-------- Trecho do texto --------

Ghazi al Yawar diz que maioria dos iraquianos deve deixar de votar por causa de violência

Insegurança afasta eleitor, admite presidente

PATRICK COCKBURN
DO INDEPENDENT, DE BAGDÁ

Militares americanos afirmaram que ataques contra tropas americanas e iraquianas triplicaram nos últimos sete dias. Cerca de 6.000 centros de votação foram montados no Iraque, mas o local da maioria está sendo mantido em segredo até o último minuto, para reduzir o risco de ataques. Espera-se que o comparecimento seja baixo em áreas sunitas, onde a insurgência está concentrada. O governo diz que espera comparecimento de 50%.

Militares americanos afirmaram que ataques contra tropas americanas e iraquianas triplicaram nos últimos sete dias.

-------- Amostras de dados --------

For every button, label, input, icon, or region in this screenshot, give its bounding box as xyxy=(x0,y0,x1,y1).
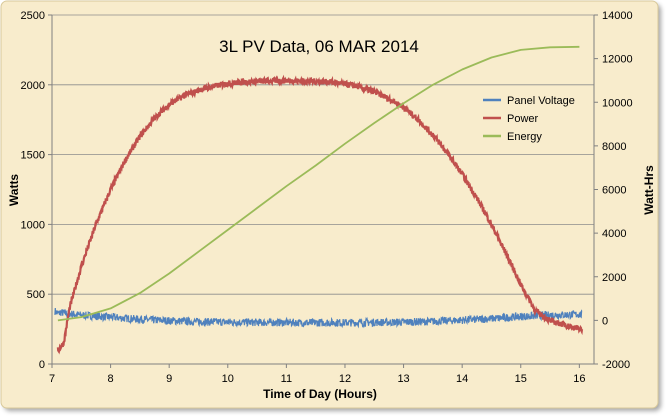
legend-label: Energy xyxy=(507,131,542,143)
y-tick-label: 1000 xyxy=(21,219,45,231)
x-axis-title: Time of Day (Hours) xyxy=(263,387,377,401)
y2-tick-label: 0 xyxy=(602,315,608,327)
chart-border xyxy=(0,0,659,409)
y-axis-title: Watts xyxy=(7,174,21,207)
chart-background xyxy=(1,1,658,408)
x-tick-label: 12 xyxy=(339,373,351,385)
series-energy xyxy=(57,45,580,322)
legend: Panel Voltage Power Energy xyxy=(483,95,575,143)
x-tick-label: 16 xyxy=(573,373,585,385)
y2-tick-label: 4000 xyxy=(602,228,626,240)
series-power xyxy=(56,74,584,355)
x-tick-label: 13 xyxy=(397,373,409,385)
x-tick-label: 14 xyxy=(456,373,468,385)
legend-label: Power xyxy=(507,113,539,125)
x-tick-label: 8 xyxy=(108,373,114,385)
series-panel-voltage xyxy=(54,307,583,329)
legend-label: Panel Voltage xyxy=(507,95,575,107)
y-tick-label: 2000 xyxy=(21,80,45,92)
y2-axis-title: Watt-Hrs xyxy=(642,165,656,215)
y2-tick-label: 8000 xyxy=(602,141,626,153)
y-tick-label: 0 xyxy=(39,359,45,371)
y-tick-label: 2500 xyxy=(21,10,45,22)
y2-tick-label: 10000 xyxy=(602,97,633,109)
chart-title: 3L PV Data, 06 MAR 2014 xyxy=(219,37,419,56)
y2-tick-label: 14000 xyxy=(602,10,633,22)
y2-tick-label: -2000 xyxy=(602,359,630,371)
x-tick-label: 10 xyxy=(222,373,234,385)
x-tick-label: 7 xyxy=(49,373,55,385)
y2-tick-label: 12000 xyxy=(602,54,633,66)
x-tick-label: 15 xyxy=(515,373,527,385)
x-tick-label: 11 xyxy=(281,373,292,385)
y2-tick-label: 2000 xyxy=(602,272,626,284)
y-tick-label: 1500 xyxy=(21,150,45,162)
y-tick-label: 500 xyxy=(27,289,45,301)
y2-tick-label: 6000 xyxy=(602,185,626,197)
x-tick-label: 9 xyxy=(166,373,172,385)
plot-area: 7 8 9 10 11 12 13 14 15 16 0 500 1000 1500 2000 2500 -20… xyxy=(21,10,633,385)
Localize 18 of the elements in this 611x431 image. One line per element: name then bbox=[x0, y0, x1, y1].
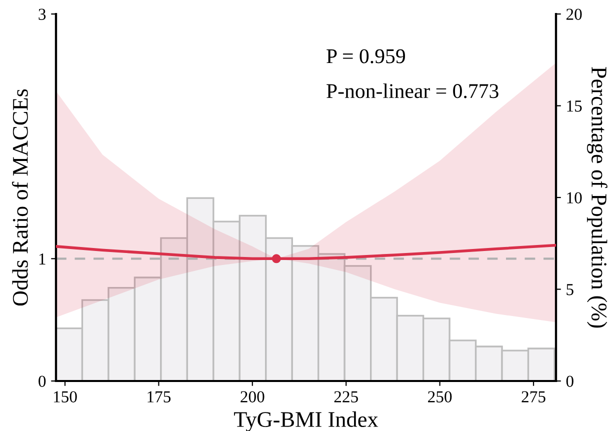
y2-tick-label: 15 bbox=[567, 100, 582, 112]
x-tick-label: 150 bbox=[54, 391, 77, 402]
y2-axis-title: Percentage of Population (%) bbox=[586, 67, 608, 328]
y-tick-label: 1 bbox=[39, 253, 46, 264]
y-tick-label: 0 bbox=[38, 376, 46, 387]
x-tick-label: 225 bbox=[334, 391, 358, 402]
x-tick-label: 275 bbox=[522, 391, 546, 402]
y2-tick-label: 10 bbox=[567, 192, 582, 204]
y-tick-label: 3 bbox=[38, 8, 46, 20]
x-tick-label: 200 bbox=[240, 391, 264, 402]
x-tick-label: 250 bbox=[428, 391, 452, 402]
y2-tick-label: 0 bbox=[566, 376, 574, 387]
x-tick-label: 175 bbox=[148, 391, 171, 402]
y2-tick-label: 5 bbox=[566, 284, 574, 296]
y2-tick-label: 20 bbox=[566, 8, 582, 20]
annotation: P-non-linear = 0.773 bbox=[326, 83, 498, 98]
y-axis-title: Odds Ratio of MACCEs bbox=[12, 89, 28, 306]
annotation: P = 0.959 bbox=[326, 49, 405, 64]
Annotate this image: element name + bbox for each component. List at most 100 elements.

--------

=== Complete o seguinte ===
1) Reescreva em forma de lista o parágrafo da reportagem sobre as eleições no Iraque que começa com "Militares americanos afirmaram" e termina com "comparecimento de 50%". Mantenha os fatos principais.
2) Continue a reportagem sobre as eleições no Iraque a partir da última frase apresentada.
Não é preciso consultar o material.

=== Respostas das tarefas ===
1)
- Segundo militares americanos, os ataques contra tropas americanas e iraquianas triplicaram nos últimos sete dias.
- Foram montados cerca de 6.000 centros de votação no Iraque.
- A localização da maioria deles fica em segredo até o último minuto, para reduzir o risco de ataques.
- Prevê-se baixo comparecimento nas áreas sunitas, onde se concentra a insurgência.
- O governo espera um comparecimento de 50%.

2)
As afirmações de Yawar contrastaram com o apelo do premiê interino Iyad Allawi para que os iraquianos desafiassem a violência e votassem. Cerca de 6.000 centros de votação foram montados no Iraque, mas o local da maioria está sendo mantido em segredo até o último minuto, para minimizar o risco de ataques.
Espera-se que o comparecimento seja baixo em áreas sunitas, onde a insurgência está concentrada. O governo afirmou que espera um comparecimento nacional de cerca de 50%. Yawar afirmou que qualquer processo político que não inclua sunitas, xiitas e curdos seria inválido.
Nas horas que antecederam as eleições de hoje, Bagdá parecia uma cidade se preparando para a guerra. Helicópteros americanos passavam ruidosamente um pouco acima dos telhados, disparando alarmes de carros. Policiais iraquianos mexiam nervosamente em seus rifles. A maioria das pessoas não quis correr riscos e permaneceu em casa. As ruas, normalmente cheias de carros, ficaram assustadoramente vazias.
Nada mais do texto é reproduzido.